▶ **A run of records**
┄┄┄┄┄┄┄┄┄┄
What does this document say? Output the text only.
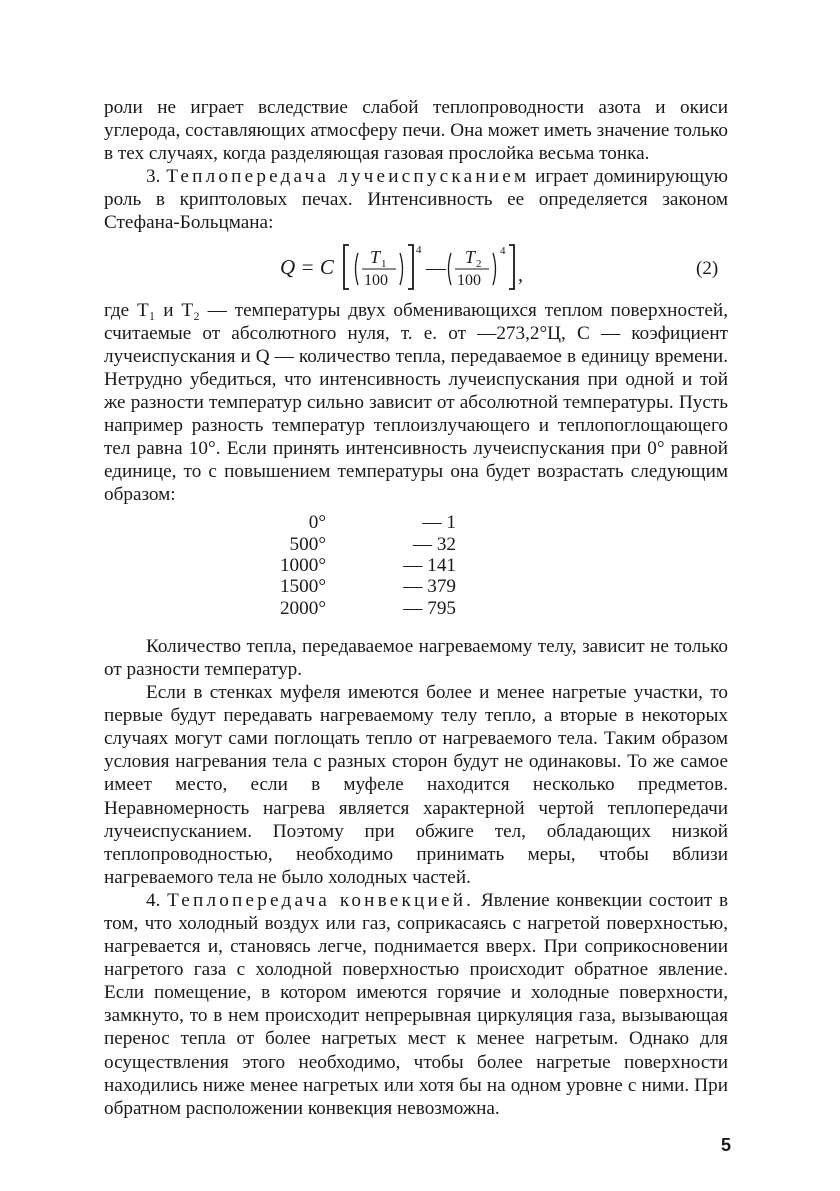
роли не играет вследствие слабой теплопроводности азота и окиси углерода, составляющих атмосферу печи. Она может иметь значение только в тех случаях, когда разделяющая газовая прослойка весьма тонка.

3. Теплопередача лучеиспусканием играет доминирующую роль в криптоловых печах. Интенсивность ее определяется законом Стефана-Больцмана:

Q = C T 1
100
4
— T 2
100
4
,	(2)

где T₁ и T₂ — температуры двух обменивающихся теплом поверхностей, считаемые от абсолютного нуля, т. е. от —273,2°Ц, C — коэфициент лучеиспускания и Q — количество тепла, передаваемое в единицу времени. Нетрудно убедиться, что интенсивность лучеиспускания при одной и той же разности температур сильно зависит от абсолютной температуры. Пусть например разность температур теплоизлучающего и теплопоглощающего тел равна 10°. Если принять интенсивность лучеиспускания при 0° равной единице, то с повышением температуры она будет возрастать следующим образом:

0°	— 1
500°	— 32
1000°	— 141
1500°	— 379
2000°	— 795

Количество тепла, передаваемое нагреваемому телу, зависит не только от разности температур.

Если в стенках муфеля имеются более и менее нагретые участки, то первые будут передавать нагреваемому телу тепло, а вторые в некоторых случаях могут сами поглощать тепло от нагреваемого тела. Таким образом условия нагревания тела с разных сторон будут не одинаковы. То же самое имеет место, если в муфеле находится несколько предметов. Неравномерность нагрева является характерной чертой теплопередачи лучеиспусканием. Поэтому при обжиге тел, обладающих низкой теплопроводностью, необходимо принимать меры, чтобы вблизи нагреваемого тела не было холодных частей.

4. Теплопередача конвекцией. Явление конвекции состоит в том, что холодный воздух или газ, соприкасаясь с нагретой поверхностью, нагревается и, становясь легче, поднимается вверх. При соприкосновении нагретого газа с холодной поверхностью происходит обратное явление. Если помещение, в котором имеются горячие и холодные поверхности, замкнуто, то в нем происходит непрерывная циркуляция газа, вызывающая перенос тепла от более нагретых мест к менее нагретым. Однако для осуществления этого необходимо, чтобы более нагретые поверхности находились ниже менее нагретых или хотя бы на одном уровне с ними. При обратном расположении конвекция невозможна.

5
┄┄┄┄┄┄┄┄┄┄
▶ **Task directions**
All lines in the data that contain the word "только" should be copied.

▶ **Written answer**
роли не играет вследствие слабой теплопроводности азота и окиси углерода, составляющих атмосферу печи. Она может иметь значение только в тех случаях, когда разделяющая газовая прослойка весьма тонка.
Количество тепла, передаваемое нагреваемому телу, зависит не только от разности температур.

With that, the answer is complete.